TO BE DONE: Copy the data precisely, character for character, and leave out every picture.

STORED RECORDS:
=====

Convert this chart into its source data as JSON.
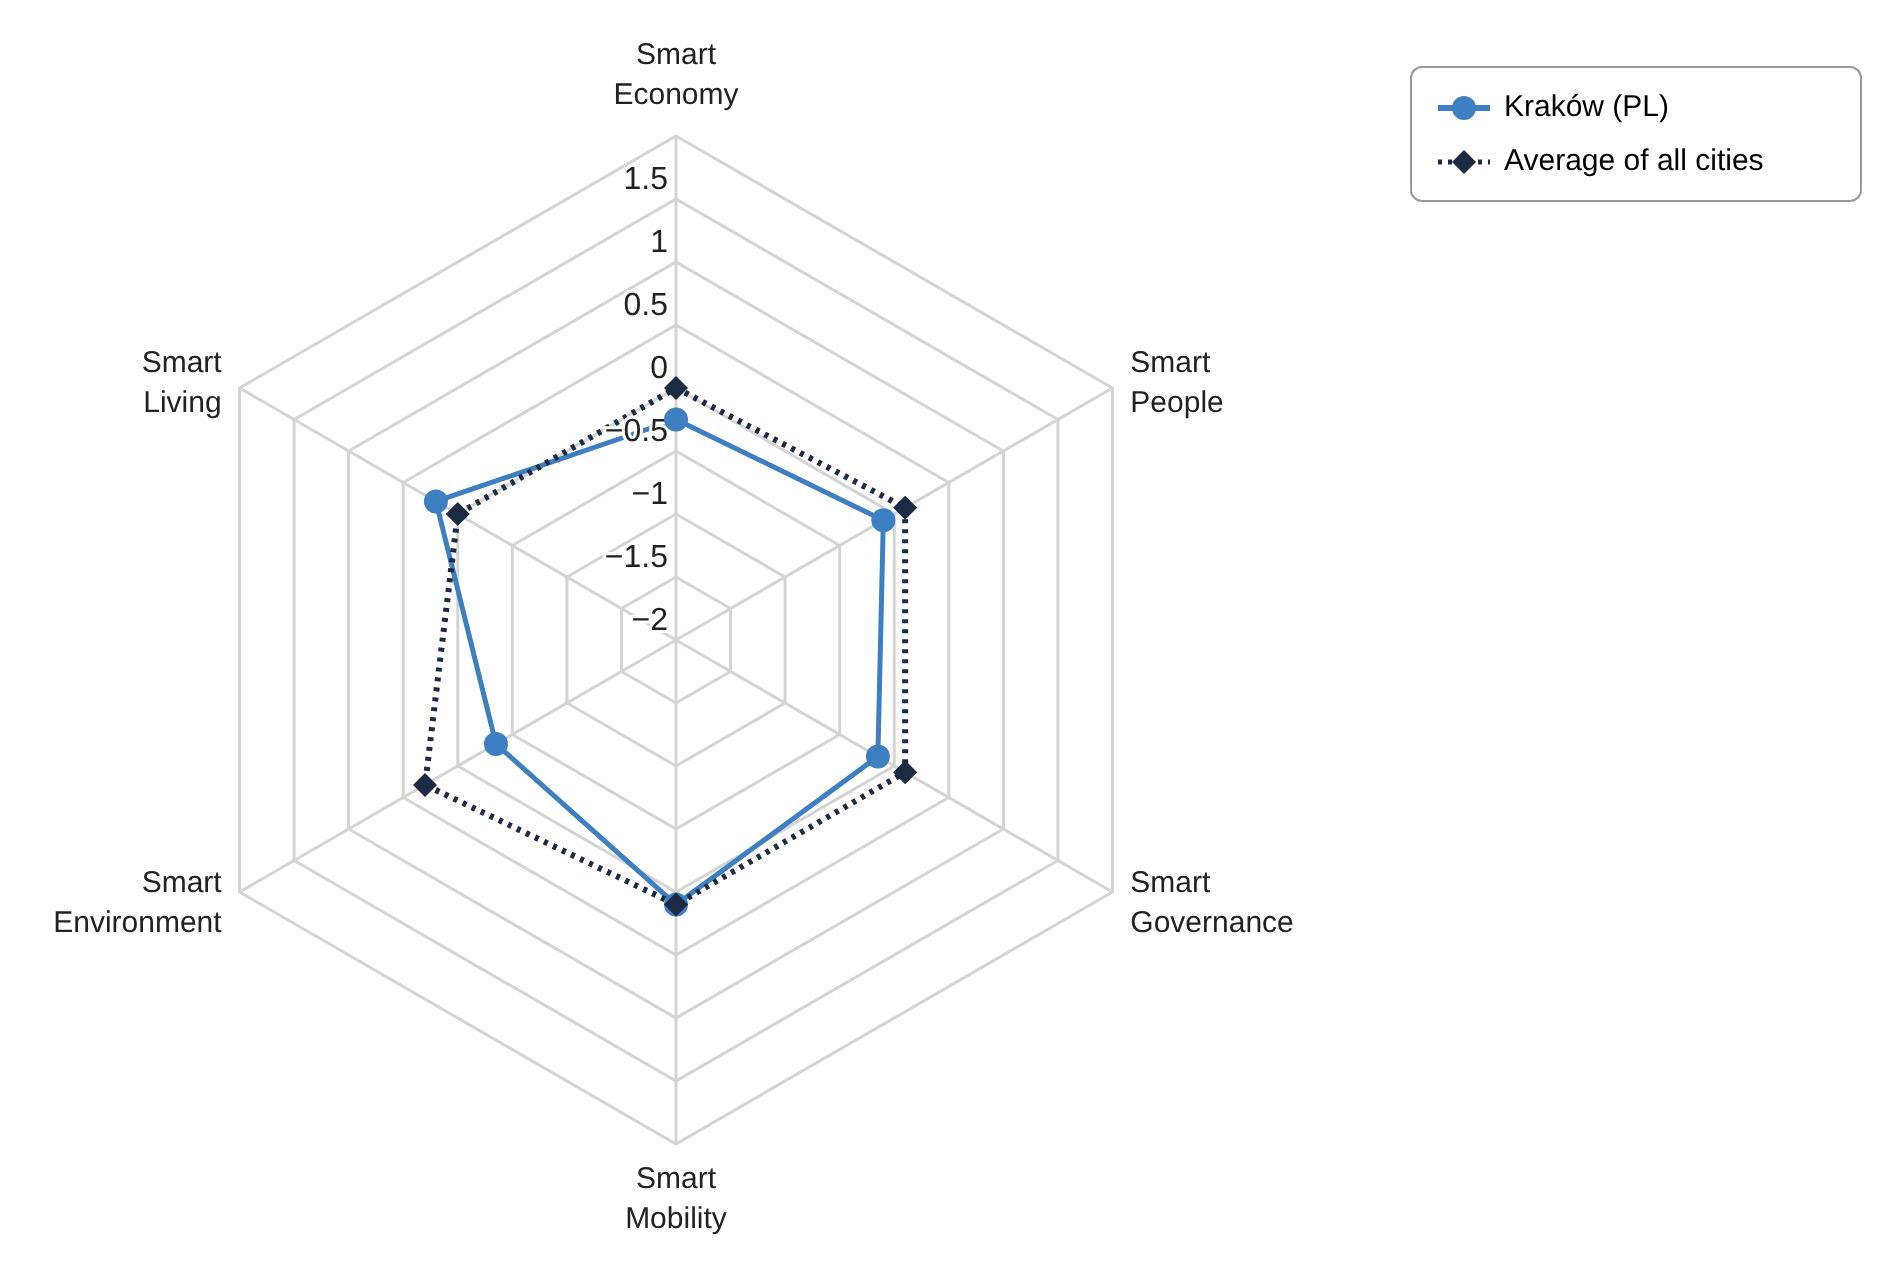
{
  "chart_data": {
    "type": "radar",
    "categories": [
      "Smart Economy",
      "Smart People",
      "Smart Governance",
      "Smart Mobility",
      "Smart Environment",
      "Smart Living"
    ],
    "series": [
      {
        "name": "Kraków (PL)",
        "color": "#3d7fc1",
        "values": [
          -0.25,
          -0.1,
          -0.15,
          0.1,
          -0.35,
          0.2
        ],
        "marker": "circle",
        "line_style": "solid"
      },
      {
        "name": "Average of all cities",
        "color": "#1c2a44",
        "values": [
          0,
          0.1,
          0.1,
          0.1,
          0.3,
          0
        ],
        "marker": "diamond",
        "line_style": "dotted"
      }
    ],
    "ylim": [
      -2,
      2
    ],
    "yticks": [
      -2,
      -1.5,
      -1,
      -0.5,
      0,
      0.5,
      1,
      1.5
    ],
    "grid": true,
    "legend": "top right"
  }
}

=====

TASK ANSWER:
Convert this chart into its source data as JSON.
{
  "chart_data": {
    "type": "radar",
    "categories": [
      "Smart Economy",
      "Smart People",
      "Smart Governance",
      "Smart Mobility",
      "Smart Environment",
      "Smart Living"
    ],
    "series": [
      {
        "name": "Kraków (PL)",
        "color": "#3d7fc1",
        "values": [
          -0.25,
          -0.1,
          -0.15,
          0.1,
          -0.35,
          0.2
        ],
        "marker": "circle",
        "line_style": "solid"
      },
      {
        "name": "Average of all cities",
        "color": "#1c2a44",
        "values": [
          0,
          0.1,
          0.1,
          0.1,
          0.3,
          0
        ],
        "marker": "diamond",
        "line_style": "dotted"
      }
    ],
    "ylim": [
      -2,
      2
    ],
    "yticks": [
      -2,
      -1.5,
      -1,
      -0.5,
      0,
      0.5,
      1,
      1.5
    ],
    "grid": true,
    "legend": "top right"
  }
}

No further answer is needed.